[Dataset rows]
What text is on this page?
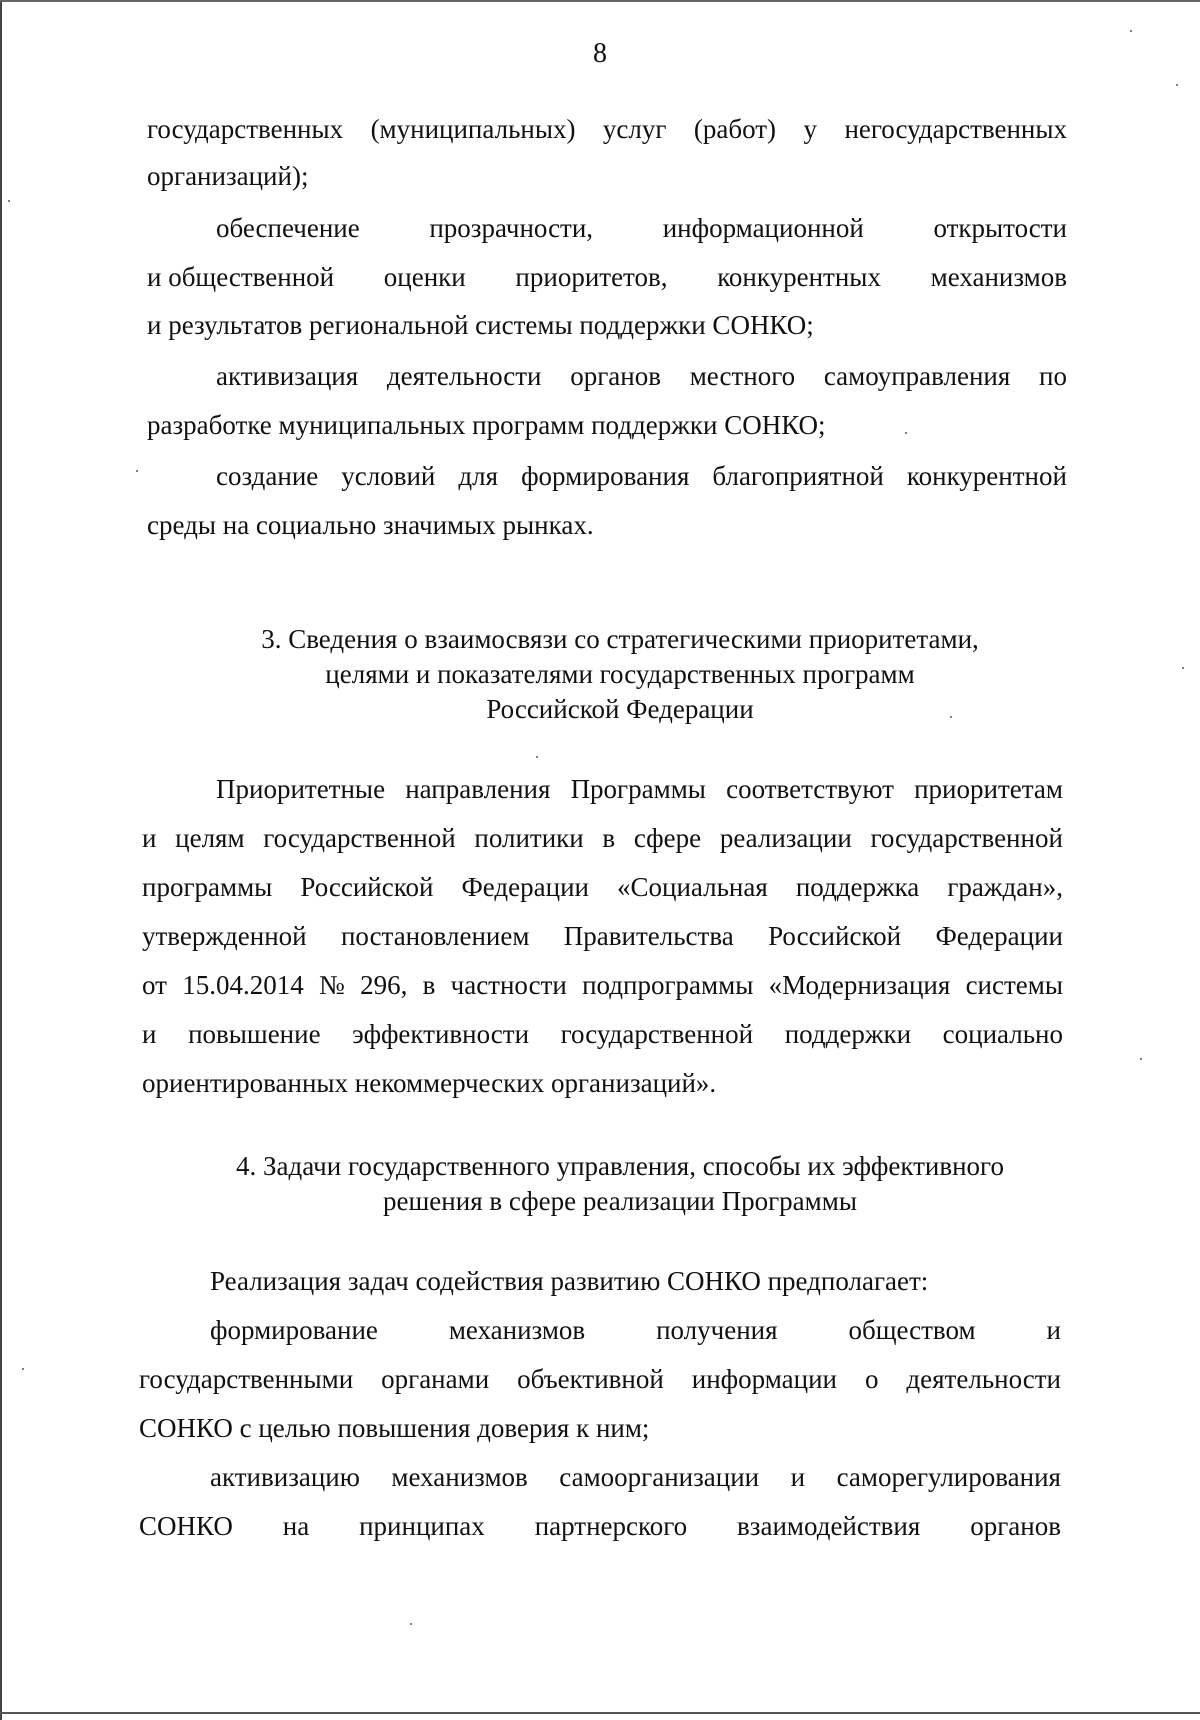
8
государственных (муниципальных) услуг (работ) у негосударственных
организаций);
обеспечение	прозрачности,	информационной	открытости
и общественной оценки приоритетов, конкурентных механизмов
и результатов региональной системы поддержки СОНКО;
активизация деятельности органов местного самоуправления по
разработке муниципальных программ поддержки СОНКО;
создание условий для формирования благоприятной конкурентной
среды на социально значимых рынках.
3. Сведения о взаимосвязи со стратегическими приоритетами,
целями и показателями государственных программ
Российской Федерации
Приоритетные направления Программы соответствуют приоритетам
и целям государственной политики в сфере реализации государственной
программы Российской Федерации «Социальная поддержка граждан»,
утвержденной постановлением Правительства Российской Федерации
от 15.04.2014 № 296, в частности подпрограммы «Модернизация системы
и повышение эффективности государственной поддержки социально
ориентированных некоммерческих организаций».
4. Задачи государственного управления, способы их эффективного
решения в сфере реализации Программы
Реализация задач содействия развитию СОНКО предполагает:
формирование	механизмов	получения	обществом	и
государственными органами объективной информации о деятельности
СОНКО с целью повышения доверия к ним;
активизацию механизмов самоорганизации и саморегулирования
СОНКО на принципах партнерского взаимодействия органов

**TASK DIRECTIONS**.
Reproduce the full listing faithfully, but do not carry over any pictures.

**EXERCISE RESULT**.
What text is on this page?
8
государственных (муниципальных) услуг (работ) у негосударственных
организаций);
обеспечение	прозрачности,	информационной	открытости
и общественной оценки приоритетов, конкурентных механизмов
и результатов региональной системы поддержки СОНКО;
активизация деятельности органов местного самоуправления по
разработке муниципальных программ поддержки СОНКО;
создание условий для формирования благоприятной конкурентной
среды на социально значимых рынках.
3. Сведения о взаимосвязи со стратегическими приоритетами,
целями и показателями государственных программ
Российской Федерации
Приоритетные направления Программы соответствуют приоритетам
и целям государственной политики в сфере реализации государственной
программы Российской Федерации «Социальная поддержка граждан»,
утвержденной постановлением Правительства Российской Федерации
от 15.04.2014 № 296, в частности подпрограммы «Модернизация системы
и повышение эффективности государственной поддержки социально
ориентированных некоммерческих организаций».
4. Задачи государственного управления, способы их эффективного
решения в сфере реализации Программы
Реализация задач содействия развитию СОНКО предполагает:
формирование	механизмов	получения	обществом	и
государственными органами объективной информации о деятельности
СОНКО с целью повышения доверия к ним;
активизацию механизмов самоорганизации и саморегулирования
СОНКО на принципах партнерского взаимодействия органов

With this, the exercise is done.